• _DIRECTIVE_: Collect every line in the records below that contains the word "name".

*****

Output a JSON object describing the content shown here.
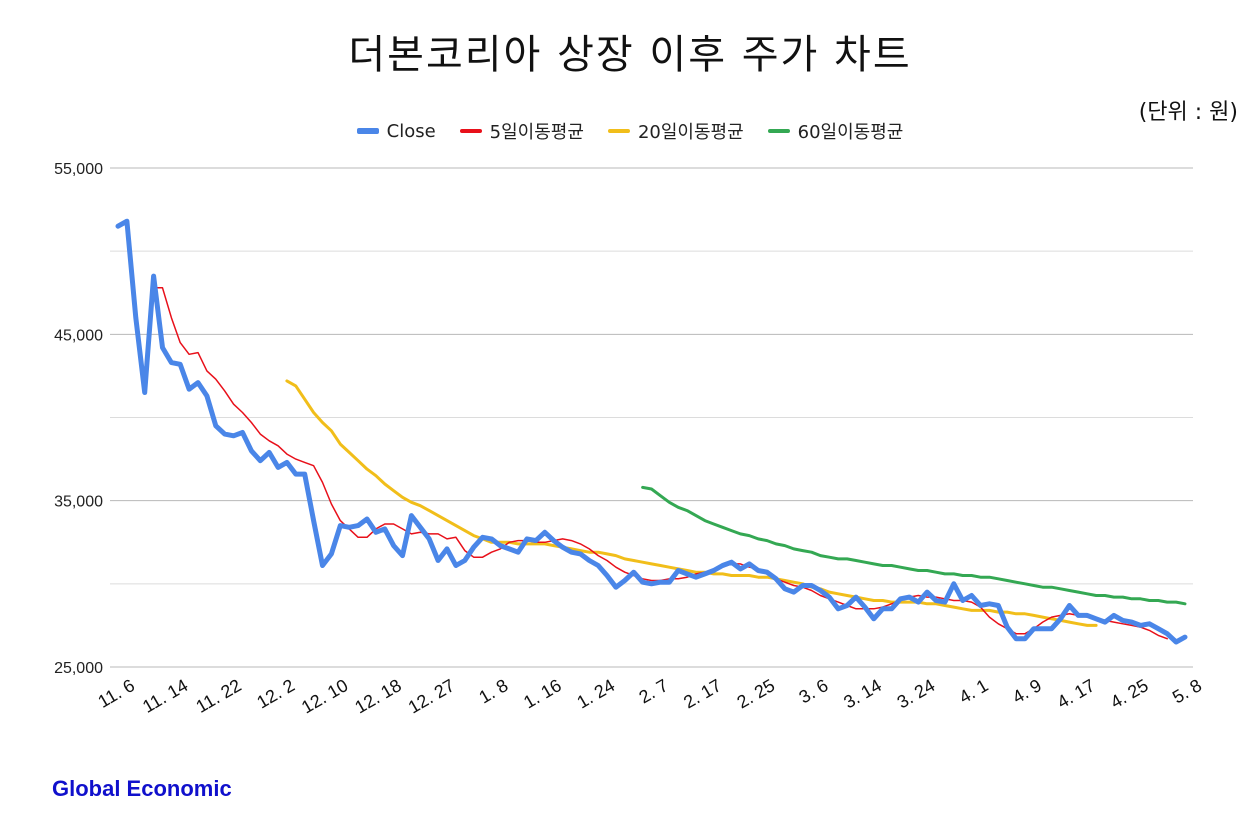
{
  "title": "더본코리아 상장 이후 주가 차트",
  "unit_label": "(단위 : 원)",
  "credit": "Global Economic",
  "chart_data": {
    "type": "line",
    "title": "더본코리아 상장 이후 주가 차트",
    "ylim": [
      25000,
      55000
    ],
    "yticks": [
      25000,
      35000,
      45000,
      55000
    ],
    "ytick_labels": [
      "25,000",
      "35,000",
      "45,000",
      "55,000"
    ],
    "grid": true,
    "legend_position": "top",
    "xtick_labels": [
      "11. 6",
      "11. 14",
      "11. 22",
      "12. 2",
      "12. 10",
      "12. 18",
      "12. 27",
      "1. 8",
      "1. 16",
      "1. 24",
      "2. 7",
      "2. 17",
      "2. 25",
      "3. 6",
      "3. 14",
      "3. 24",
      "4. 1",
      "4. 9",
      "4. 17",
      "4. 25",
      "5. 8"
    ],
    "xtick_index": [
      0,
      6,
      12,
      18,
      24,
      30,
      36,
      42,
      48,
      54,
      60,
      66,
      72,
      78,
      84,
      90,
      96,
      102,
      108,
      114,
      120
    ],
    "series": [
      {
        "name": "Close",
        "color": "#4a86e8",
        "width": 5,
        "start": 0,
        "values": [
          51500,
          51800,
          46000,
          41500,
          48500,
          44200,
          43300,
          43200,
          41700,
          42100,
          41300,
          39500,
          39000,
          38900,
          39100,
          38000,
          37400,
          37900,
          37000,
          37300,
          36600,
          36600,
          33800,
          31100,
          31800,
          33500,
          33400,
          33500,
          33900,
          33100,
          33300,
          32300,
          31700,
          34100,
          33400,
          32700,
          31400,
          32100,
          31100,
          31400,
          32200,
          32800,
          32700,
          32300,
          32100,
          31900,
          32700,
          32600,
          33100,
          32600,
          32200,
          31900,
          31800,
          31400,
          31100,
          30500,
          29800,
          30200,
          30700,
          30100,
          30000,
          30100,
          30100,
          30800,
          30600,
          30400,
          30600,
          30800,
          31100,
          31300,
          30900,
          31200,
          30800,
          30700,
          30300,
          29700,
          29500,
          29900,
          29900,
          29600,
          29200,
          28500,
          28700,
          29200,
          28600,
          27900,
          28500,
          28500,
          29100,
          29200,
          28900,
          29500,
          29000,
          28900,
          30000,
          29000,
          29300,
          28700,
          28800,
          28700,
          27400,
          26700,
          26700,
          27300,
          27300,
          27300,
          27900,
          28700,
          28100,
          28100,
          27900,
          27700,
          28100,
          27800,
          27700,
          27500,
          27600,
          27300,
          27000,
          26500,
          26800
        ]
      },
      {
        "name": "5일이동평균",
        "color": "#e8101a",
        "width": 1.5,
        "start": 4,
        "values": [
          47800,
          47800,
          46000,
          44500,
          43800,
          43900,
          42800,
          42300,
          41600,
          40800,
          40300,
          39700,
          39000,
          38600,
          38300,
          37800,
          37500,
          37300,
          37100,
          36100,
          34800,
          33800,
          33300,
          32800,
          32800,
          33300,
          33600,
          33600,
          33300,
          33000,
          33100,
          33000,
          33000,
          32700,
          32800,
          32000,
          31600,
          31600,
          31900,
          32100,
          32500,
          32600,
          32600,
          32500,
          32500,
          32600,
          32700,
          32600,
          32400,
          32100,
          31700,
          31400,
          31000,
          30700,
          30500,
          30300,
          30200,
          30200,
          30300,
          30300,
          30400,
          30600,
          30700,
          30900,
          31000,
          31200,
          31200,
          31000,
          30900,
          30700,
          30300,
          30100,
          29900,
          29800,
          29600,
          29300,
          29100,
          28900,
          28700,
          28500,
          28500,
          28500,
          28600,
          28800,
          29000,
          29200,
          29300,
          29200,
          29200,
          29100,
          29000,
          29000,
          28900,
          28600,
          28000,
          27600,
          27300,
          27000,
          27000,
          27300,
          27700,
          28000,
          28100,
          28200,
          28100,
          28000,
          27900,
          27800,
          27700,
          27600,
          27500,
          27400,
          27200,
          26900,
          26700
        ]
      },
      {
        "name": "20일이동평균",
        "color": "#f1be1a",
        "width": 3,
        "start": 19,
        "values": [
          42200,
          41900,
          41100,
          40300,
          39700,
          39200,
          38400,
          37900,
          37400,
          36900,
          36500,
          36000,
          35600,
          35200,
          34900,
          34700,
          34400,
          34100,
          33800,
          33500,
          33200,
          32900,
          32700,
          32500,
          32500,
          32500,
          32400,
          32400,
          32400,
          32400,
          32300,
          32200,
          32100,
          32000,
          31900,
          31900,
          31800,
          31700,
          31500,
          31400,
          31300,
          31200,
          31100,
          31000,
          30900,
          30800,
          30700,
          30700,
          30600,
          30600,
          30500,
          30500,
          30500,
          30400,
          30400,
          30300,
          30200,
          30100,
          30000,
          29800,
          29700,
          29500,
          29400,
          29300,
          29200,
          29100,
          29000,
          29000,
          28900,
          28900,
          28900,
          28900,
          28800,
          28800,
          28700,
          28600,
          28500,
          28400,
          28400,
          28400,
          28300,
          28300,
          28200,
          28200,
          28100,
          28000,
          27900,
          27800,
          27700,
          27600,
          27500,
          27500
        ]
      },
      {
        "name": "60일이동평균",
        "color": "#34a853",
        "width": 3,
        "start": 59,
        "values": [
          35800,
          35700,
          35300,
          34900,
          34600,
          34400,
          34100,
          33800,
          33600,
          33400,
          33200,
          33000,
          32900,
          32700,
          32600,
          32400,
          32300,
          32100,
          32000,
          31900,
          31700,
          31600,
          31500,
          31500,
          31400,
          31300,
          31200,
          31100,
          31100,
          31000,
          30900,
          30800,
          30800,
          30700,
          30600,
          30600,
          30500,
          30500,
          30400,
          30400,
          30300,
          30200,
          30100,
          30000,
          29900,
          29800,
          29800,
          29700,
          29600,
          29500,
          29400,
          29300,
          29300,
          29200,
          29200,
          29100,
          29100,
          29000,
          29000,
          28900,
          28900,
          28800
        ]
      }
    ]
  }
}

*****

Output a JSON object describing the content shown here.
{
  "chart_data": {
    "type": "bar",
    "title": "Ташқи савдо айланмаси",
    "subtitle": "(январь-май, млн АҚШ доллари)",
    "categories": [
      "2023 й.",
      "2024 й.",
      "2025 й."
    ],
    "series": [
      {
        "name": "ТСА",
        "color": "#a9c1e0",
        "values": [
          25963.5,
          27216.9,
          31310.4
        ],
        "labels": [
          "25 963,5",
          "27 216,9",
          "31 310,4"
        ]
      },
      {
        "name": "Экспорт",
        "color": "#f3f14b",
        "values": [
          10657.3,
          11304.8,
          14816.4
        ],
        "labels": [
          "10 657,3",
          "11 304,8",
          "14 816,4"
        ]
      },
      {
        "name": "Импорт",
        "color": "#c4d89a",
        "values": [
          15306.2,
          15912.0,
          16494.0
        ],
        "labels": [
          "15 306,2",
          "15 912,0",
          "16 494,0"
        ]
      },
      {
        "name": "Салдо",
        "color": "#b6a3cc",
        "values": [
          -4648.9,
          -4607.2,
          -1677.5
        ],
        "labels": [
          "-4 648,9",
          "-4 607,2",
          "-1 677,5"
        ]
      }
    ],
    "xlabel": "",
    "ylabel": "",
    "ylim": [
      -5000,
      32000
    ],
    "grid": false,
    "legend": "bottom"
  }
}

*****

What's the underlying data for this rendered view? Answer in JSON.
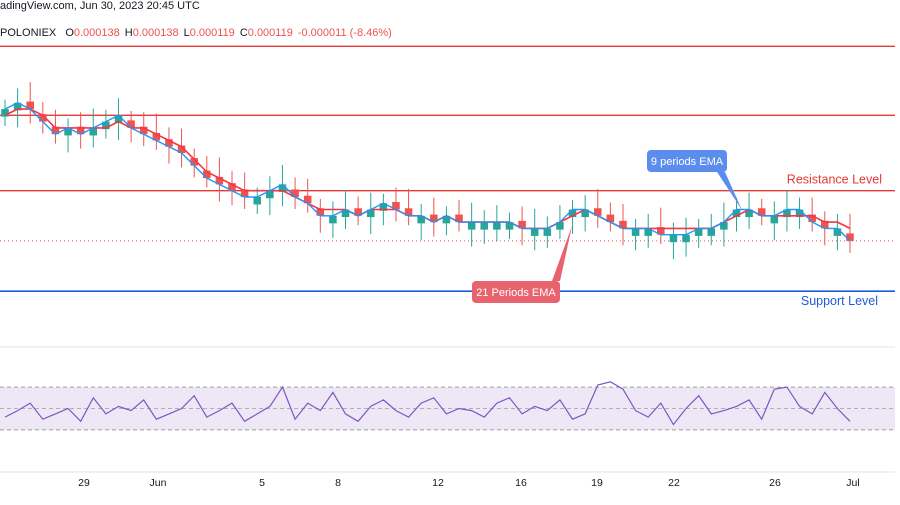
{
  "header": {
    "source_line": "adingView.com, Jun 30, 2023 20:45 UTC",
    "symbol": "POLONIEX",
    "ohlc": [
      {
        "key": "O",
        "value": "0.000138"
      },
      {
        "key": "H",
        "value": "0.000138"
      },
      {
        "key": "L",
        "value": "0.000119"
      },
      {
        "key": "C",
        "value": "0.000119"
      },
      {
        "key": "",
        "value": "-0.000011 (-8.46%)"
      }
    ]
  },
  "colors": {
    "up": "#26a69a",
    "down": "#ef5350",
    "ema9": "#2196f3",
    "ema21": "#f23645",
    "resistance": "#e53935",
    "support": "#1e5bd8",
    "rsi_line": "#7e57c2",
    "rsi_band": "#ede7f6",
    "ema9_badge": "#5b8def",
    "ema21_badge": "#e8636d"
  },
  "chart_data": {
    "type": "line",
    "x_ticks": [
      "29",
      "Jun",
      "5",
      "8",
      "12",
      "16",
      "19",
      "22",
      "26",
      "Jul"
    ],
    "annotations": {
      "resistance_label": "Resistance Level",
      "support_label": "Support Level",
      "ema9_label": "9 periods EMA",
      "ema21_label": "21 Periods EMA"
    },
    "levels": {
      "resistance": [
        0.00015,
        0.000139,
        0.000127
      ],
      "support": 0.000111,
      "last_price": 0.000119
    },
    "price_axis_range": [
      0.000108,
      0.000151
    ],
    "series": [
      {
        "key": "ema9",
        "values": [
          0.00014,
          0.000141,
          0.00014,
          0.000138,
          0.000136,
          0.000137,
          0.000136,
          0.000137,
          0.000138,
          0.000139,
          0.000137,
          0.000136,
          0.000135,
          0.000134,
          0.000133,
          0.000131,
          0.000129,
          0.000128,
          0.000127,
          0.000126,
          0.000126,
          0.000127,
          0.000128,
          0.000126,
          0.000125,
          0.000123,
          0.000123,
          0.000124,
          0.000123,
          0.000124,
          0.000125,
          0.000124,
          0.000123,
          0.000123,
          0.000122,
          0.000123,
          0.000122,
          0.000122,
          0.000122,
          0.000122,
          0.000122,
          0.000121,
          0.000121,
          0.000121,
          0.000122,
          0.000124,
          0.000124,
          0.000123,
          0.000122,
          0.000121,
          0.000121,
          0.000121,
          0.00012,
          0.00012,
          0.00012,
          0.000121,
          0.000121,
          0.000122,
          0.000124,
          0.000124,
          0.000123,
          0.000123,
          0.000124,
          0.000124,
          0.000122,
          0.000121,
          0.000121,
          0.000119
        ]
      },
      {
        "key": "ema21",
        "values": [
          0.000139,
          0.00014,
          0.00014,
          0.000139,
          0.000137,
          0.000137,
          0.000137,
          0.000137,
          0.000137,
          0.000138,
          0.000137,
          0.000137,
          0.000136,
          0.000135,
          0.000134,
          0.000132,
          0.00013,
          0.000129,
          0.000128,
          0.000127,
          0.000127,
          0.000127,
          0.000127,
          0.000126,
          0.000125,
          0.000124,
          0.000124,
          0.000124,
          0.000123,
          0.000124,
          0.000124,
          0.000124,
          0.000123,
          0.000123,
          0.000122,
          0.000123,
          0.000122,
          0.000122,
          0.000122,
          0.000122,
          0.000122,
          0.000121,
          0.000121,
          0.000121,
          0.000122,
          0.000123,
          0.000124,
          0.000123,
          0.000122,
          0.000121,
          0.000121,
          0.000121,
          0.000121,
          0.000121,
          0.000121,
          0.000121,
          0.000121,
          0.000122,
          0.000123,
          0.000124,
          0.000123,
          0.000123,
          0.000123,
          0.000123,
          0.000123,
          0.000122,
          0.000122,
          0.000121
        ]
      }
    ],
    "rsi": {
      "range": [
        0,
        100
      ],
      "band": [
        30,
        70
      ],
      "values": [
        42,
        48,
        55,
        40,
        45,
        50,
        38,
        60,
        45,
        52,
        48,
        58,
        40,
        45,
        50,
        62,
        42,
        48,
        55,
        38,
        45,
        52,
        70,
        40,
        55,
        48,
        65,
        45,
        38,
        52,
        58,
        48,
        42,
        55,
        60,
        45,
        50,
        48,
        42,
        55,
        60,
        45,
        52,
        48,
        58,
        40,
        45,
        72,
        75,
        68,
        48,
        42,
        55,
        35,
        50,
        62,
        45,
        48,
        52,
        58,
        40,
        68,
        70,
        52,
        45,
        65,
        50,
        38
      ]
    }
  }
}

*****

• _EXERCISE RESPONSE_:
        "name": "Close",
        "name": "5일이동평균",
        "name": "20일이동평균",
        "name": "60일이동평균",
        "name": "ТСА",
        "name": "Экспорт",
        "name": "Импорт",
        "name": "Салдо",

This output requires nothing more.